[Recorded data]
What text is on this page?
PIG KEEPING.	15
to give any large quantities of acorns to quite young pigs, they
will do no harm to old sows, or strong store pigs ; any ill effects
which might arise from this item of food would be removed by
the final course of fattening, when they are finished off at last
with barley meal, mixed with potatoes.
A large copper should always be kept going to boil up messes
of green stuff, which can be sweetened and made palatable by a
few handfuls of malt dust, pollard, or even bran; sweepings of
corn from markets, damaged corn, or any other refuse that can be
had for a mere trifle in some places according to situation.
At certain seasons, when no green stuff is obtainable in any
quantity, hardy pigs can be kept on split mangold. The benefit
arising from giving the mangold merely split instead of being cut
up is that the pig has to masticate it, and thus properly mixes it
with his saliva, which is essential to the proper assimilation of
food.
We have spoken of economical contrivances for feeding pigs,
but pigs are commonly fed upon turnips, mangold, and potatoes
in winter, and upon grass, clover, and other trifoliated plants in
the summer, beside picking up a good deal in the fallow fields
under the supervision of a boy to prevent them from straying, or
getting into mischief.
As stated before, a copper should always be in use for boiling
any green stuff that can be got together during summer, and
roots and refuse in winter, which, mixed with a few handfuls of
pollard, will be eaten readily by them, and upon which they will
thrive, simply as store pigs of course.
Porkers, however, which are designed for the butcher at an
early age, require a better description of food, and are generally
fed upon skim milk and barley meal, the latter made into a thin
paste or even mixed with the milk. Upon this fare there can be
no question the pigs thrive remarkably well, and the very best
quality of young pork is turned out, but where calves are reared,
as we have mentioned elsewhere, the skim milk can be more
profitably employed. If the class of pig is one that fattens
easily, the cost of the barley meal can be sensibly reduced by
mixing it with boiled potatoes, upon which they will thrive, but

- **PROBLEM**
Your task is to list each line of the records with the word "store".

- **RESPONSE TO THIS EXERCISE**
will do no harm to old sows, or strong store pigs ; any ill effects
thrive, simply as store pigs of course.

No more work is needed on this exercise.